REQUIRED TASK ▸
Extract every line that contains the string "Charge".

INFORMATION SHOWN ▸

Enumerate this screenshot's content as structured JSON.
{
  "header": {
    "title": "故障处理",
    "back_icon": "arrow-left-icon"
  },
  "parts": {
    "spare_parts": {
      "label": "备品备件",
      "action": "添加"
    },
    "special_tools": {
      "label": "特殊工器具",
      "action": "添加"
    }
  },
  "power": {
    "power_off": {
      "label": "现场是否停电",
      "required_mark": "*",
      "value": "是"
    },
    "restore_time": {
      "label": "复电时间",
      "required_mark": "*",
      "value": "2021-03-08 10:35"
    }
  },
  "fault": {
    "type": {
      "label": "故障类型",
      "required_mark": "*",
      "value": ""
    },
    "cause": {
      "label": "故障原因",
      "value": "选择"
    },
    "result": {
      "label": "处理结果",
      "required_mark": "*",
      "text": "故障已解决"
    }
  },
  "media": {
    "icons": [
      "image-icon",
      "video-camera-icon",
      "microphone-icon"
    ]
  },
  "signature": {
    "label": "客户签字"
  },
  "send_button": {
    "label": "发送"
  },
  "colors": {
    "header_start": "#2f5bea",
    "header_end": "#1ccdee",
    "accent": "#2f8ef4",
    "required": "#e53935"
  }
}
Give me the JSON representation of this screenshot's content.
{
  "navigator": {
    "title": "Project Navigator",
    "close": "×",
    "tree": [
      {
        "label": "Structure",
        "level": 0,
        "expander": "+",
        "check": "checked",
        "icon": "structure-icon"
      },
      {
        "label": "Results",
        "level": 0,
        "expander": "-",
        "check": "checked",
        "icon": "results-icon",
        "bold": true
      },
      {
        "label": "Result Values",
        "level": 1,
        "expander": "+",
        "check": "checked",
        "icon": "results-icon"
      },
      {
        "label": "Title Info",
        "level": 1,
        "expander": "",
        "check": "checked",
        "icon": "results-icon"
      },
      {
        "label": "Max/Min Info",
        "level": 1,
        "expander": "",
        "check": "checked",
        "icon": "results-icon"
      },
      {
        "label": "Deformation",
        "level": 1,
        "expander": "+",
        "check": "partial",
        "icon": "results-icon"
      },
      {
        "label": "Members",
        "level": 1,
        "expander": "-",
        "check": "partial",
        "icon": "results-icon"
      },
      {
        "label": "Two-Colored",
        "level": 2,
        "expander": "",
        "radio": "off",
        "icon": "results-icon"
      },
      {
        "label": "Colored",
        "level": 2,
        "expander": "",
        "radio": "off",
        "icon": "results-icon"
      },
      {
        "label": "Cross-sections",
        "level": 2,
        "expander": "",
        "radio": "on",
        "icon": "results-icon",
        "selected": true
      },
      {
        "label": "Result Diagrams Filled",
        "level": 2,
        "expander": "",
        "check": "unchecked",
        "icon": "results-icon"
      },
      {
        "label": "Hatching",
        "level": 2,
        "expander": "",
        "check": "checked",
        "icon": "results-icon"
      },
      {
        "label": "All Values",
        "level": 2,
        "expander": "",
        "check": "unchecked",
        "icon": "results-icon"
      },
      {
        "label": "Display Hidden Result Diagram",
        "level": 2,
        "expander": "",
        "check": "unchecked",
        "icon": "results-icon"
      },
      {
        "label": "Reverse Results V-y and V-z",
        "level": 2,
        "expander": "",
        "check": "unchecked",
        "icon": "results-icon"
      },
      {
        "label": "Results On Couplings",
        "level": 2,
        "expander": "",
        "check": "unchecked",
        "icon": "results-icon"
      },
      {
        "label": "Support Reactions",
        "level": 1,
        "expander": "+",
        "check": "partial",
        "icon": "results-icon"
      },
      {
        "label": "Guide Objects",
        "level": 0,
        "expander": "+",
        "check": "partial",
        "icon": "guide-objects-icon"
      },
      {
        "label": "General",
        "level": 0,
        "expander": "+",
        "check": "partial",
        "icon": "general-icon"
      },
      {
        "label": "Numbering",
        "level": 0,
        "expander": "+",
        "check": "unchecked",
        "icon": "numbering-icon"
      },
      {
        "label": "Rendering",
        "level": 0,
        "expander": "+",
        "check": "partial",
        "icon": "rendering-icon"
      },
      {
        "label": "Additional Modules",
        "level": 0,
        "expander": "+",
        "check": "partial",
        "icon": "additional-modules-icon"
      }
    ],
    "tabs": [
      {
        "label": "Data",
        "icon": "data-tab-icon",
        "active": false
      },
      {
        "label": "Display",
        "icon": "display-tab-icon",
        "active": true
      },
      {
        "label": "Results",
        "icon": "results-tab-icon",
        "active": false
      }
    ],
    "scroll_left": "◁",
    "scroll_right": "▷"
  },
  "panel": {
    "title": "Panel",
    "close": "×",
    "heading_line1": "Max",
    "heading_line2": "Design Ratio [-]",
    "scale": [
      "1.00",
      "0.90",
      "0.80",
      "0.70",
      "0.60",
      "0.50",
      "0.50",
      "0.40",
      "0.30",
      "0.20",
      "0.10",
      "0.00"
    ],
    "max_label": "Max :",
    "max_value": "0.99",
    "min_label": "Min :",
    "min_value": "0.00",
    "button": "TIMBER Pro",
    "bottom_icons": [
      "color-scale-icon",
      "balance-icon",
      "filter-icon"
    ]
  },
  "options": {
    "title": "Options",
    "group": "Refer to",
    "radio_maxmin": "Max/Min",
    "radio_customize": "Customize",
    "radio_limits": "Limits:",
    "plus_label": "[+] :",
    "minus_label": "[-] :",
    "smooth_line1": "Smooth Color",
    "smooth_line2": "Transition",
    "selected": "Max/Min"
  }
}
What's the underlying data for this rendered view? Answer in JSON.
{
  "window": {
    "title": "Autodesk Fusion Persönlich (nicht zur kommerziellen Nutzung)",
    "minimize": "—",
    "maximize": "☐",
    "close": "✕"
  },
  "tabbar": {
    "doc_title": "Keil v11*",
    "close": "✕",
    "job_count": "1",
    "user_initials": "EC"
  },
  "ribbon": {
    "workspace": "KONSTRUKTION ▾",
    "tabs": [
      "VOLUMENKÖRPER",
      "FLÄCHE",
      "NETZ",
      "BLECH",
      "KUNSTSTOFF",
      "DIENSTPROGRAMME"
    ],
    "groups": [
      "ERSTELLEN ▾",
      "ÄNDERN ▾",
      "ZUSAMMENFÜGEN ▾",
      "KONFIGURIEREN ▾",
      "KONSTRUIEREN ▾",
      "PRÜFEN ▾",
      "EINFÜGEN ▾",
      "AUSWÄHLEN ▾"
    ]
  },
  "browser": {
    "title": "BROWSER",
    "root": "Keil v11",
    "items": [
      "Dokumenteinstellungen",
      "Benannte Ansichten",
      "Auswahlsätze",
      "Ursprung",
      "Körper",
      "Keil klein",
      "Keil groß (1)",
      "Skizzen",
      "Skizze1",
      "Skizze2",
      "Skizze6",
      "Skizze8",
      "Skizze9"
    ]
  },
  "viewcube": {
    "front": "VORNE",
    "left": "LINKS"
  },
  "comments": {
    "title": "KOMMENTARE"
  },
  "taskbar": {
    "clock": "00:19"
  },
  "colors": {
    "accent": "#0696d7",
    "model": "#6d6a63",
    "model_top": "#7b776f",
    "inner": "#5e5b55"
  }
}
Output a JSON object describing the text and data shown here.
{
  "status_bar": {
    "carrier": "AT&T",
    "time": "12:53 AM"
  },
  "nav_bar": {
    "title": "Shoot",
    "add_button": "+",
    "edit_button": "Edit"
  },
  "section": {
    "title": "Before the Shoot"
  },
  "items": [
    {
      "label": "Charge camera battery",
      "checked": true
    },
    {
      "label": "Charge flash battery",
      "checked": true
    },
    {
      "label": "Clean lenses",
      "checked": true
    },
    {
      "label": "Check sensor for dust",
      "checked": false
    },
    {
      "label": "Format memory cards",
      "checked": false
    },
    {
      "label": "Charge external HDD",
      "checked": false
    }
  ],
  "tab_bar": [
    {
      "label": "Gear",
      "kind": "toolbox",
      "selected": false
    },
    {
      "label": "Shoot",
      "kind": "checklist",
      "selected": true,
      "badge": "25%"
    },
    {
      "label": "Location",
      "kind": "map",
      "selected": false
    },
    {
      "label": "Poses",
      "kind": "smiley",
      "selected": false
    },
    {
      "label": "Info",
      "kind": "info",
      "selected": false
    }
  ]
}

SOLUTION TO THE PROBLEM ▸
      "label": "Charge camera battery",
      "label": "Charge flash battery",
      "label": "Charge external HDD",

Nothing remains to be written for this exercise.